STATED GOAL> Your task is to print the material below exactly as presented.

========================================================================

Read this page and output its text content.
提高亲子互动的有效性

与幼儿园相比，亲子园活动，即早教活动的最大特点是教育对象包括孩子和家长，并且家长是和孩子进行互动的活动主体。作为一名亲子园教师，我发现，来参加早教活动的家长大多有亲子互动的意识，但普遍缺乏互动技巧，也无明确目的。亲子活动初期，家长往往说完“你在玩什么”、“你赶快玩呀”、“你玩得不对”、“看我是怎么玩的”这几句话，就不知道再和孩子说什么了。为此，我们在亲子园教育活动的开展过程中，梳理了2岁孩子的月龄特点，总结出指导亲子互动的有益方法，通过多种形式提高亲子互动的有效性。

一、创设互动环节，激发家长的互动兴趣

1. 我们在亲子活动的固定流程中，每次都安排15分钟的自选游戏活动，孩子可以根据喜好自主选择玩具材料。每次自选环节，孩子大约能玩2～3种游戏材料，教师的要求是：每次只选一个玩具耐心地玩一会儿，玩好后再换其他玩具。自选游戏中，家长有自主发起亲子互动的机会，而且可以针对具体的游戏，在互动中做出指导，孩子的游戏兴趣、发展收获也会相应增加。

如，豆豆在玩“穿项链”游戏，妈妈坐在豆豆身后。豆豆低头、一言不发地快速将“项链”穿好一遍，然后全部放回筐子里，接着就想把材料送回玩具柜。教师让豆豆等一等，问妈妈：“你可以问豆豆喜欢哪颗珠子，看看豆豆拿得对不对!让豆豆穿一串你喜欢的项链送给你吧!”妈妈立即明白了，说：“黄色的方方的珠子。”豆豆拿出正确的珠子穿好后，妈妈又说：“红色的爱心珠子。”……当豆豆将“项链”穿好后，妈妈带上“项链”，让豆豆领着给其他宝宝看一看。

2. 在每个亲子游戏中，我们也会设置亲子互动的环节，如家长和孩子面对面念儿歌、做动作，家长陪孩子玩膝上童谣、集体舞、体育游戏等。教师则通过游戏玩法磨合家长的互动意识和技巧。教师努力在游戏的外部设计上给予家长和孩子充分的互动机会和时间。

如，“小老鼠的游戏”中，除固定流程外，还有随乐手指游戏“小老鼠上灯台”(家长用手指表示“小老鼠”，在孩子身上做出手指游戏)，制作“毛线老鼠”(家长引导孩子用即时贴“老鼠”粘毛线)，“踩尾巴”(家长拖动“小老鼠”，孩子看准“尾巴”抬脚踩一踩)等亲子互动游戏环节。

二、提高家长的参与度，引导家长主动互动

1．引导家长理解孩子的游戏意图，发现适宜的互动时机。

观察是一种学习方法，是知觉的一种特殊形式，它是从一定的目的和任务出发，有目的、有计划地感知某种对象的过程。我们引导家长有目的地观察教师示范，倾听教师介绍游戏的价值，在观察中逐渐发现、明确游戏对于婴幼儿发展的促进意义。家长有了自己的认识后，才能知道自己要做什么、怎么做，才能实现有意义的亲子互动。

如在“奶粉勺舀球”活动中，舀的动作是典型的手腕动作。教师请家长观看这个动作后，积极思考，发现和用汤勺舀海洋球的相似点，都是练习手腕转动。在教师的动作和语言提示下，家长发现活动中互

========================================================================

RESPONSE TO THE TASK>
Read this page and output its text content.
提高亲子互动的有效性

与幼儿园相比，亲子园活动，即早教活动的最大特点是教育对象包括孩子和家长，并且家长是和孩子进行互动的活动主体。作为一名亲子园教师，我发现，来参加早教活动的家长大多有亲子互动的意识，但普遍缺乏互动技巧，也无明确目的。亲子活动初期，家长往往说完“你在玩什么”、“你赶快玩呀”、“你玩得不对”、“看我是怎么玩的”这几句话，就不知道再和孩子说什么了。为此，我们在亲子园教育活动的开展过程中，梳理了2岁孩子的月龄特点，总结出指导亲子互动的有益方法，通过多种形式提高亲子互动的有效性。

一、创设互动环节，激发家长的互动兴趣

1. 我们在亲子活动的固定流程中，每次都安排15分钟的自选游戏活动，孩子可以根据喜好自主选择玩具材料。每次自选环节，孩子大约能玩2～3种游戏材料，教师的要求是：每次只选一个玩具耐心地玩一会儿，玩好后再换其他玩具。自选游戏中，家长有自主发起亲子互动的机会，而且可以针对具体的游戏，在互动中做出指导，孩子的游戏兴趣、发展收获也会相应增加。

如，豆豆在玩“穿项链”游戏，妈妈坐在豆豆身后。豆豆低头、一言不发地快速将“项链”穿好一遍，然后全部放回筐子里，接着就想把材料送回玩具柜。教师让豆豆等一等，问妈妈：“你可以问豆豆喜欢哪颗珠子，看看豆豆拿得对不对!让豆豆穿一串你喜欢的项链送给你吧!”妈妈立即明白了，说：“黄色的方方的珠子。”豆豆拿出正确的珠子穿好后，妈妈又说：“红色的爱心珠子。”……当豆豆将“项链”穿好后，妈妈带上“项链”，让豆豆领着给其他宝宝看一看。

2. 在每个亲子游戏中，我们也会设置亲子互动的环节，如家长和孩子面对面念儿歌、做动作，家长陪孩子玩膝上童谣、集体舞、体育游戏等。教师则通过游戏玩法磨合家长的互动意识和技巧。教师努力在游戏的外部设计上给予家长和孩子充分的互动机会和时间。

如，“小老鼠的游戏”中，除固定流程外，还有随乐手指游戏“小老鼠上灯台”(家长用手指表示“小老鼠”，在孩子身上做出手指游戏)，制作“毛线老鼠”(家长引导孩子用即时贴“老鼠”粘毛线)，“踩尾巴”(家长拖动“小老鼠”，孩子看准“尾巴”抬脚踩一踩)等亲子互动游戏环节。

二、提高家长的参与度，引导家长主动互动

1．引导家长理解孩子的游戏意图，发现适宜的互动时机。

观察是一种学习方法，是知觉的一种特殊形式，它是从一定的目的和任务出发，有目的、有计划地感知某种对象的过程。我们引导家长有目的地观察教师示范，倾听教师介绍游戏的价值，在观察中逐渐发现、明确游戏对于婴幼儿发展的促进意义。家长有了自己的认识后，才能知道自己要做什么、怎么做，才能实现有意义的亲子互动。

如在“奶粉勺舀球”活动中，舀的动作是典型的手腕动作。教师请家长观看这个动作后，积极思考，发现和用汤勺舀海洋球的相似点，都是练习手腕转动。在教师的动作和语言提示下，家长发现活动中互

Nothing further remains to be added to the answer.